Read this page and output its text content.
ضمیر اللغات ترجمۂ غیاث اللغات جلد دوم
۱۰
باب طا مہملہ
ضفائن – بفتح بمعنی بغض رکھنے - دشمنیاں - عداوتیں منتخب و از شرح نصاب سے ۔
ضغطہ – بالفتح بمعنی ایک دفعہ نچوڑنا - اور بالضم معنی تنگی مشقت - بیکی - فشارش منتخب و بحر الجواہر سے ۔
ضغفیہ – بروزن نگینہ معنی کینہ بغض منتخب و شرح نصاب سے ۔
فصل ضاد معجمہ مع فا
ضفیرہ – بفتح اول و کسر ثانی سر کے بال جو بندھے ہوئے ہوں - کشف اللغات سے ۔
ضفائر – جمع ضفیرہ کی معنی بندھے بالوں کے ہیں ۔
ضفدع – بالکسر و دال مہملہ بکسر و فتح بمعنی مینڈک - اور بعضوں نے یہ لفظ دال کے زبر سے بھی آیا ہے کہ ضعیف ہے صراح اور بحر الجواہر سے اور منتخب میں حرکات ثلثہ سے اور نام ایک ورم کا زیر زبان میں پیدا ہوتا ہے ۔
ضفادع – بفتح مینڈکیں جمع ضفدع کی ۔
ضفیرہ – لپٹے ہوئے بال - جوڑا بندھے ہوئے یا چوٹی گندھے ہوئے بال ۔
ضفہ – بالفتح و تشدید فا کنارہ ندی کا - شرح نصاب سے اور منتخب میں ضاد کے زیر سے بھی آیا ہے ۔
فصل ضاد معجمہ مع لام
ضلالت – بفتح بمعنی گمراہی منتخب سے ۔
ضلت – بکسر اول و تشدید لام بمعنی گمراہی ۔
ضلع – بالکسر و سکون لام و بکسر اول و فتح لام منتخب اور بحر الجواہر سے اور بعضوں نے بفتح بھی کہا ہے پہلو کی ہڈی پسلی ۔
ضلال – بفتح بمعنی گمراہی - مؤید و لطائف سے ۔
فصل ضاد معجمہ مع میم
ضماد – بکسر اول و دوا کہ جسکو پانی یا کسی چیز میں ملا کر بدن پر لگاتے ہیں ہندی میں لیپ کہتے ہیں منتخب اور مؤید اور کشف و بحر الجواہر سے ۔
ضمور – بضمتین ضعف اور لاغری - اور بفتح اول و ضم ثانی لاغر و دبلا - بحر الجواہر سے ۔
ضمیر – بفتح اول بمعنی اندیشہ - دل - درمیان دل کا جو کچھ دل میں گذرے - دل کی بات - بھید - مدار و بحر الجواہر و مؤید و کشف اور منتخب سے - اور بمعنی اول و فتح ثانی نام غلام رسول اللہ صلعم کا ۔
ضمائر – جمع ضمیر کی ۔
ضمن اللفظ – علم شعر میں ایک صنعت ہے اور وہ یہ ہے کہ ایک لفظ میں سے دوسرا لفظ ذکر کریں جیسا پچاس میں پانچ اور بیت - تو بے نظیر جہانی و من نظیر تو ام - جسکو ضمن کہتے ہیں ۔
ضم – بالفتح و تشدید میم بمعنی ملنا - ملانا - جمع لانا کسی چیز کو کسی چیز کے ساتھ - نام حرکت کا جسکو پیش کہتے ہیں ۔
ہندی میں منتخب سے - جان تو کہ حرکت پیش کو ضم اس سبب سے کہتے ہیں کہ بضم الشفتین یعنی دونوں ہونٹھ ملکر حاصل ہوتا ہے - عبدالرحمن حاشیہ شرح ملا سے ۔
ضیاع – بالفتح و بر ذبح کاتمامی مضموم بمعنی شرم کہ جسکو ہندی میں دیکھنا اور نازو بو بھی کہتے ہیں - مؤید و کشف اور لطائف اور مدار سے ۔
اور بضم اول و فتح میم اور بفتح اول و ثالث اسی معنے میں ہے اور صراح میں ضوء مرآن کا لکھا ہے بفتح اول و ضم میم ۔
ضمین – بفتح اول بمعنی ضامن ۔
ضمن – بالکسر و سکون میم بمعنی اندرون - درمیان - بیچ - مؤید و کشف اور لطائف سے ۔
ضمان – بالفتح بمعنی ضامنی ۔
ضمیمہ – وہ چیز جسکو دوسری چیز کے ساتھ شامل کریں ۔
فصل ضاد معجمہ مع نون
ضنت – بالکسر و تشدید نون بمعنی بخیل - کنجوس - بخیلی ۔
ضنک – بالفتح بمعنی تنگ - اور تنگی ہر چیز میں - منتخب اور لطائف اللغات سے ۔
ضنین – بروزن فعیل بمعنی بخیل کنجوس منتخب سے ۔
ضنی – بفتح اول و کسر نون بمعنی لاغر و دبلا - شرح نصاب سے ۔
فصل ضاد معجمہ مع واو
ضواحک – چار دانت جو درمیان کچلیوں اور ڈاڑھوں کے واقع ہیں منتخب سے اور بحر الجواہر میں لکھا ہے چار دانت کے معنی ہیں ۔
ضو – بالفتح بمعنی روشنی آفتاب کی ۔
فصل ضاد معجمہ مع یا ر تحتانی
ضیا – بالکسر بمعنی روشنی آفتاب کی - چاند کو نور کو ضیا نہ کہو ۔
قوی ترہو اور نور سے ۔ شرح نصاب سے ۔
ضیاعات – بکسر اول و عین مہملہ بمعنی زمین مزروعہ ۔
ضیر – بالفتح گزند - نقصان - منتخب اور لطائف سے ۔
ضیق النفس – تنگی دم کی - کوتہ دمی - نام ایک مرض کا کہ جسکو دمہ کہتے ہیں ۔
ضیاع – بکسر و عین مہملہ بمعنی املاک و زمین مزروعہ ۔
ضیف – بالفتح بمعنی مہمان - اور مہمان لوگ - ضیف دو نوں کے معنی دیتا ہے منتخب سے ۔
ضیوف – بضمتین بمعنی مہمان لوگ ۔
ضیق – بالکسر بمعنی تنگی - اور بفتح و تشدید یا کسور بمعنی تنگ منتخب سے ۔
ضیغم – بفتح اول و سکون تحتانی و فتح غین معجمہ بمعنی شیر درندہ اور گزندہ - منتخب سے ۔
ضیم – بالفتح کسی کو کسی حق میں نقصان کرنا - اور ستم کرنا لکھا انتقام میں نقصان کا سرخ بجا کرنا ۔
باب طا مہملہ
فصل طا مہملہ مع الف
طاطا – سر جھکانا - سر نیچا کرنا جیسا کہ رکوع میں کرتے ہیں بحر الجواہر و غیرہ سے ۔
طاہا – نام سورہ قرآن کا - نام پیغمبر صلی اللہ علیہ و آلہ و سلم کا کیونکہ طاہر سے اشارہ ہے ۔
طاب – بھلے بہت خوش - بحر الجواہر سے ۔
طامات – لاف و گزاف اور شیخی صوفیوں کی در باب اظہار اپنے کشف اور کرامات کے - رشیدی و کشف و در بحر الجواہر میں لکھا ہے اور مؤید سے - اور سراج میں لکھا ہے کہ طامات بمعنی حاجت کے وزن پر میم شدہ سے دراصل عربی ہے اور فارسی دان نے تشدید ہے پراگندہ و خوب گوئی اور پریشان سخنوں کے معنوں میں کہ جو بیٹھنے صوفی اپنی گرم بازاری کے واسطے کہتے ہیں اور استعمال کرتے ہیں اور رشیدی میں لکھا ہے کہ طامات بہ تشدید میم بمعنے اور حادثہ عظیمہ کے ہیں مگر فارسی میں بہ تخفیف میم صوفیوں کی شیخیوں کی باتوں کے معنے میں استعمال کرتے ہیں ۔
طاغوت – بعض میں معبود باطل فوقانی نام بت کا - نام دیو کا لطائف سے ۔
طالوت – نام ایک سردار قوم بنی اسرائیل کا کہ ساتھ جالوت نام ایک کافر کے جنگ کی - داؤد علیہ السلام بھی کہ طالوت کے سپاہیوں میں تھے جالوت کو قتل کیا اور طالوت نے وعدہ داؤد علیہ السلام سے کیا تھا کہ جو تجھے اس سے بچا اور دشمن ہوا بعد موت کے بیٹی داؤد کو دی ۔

○ ○ ○

Goal = Tally up the lines holding the string "ضفیرہ" in this listing, and report the total alone.

Written reply = 3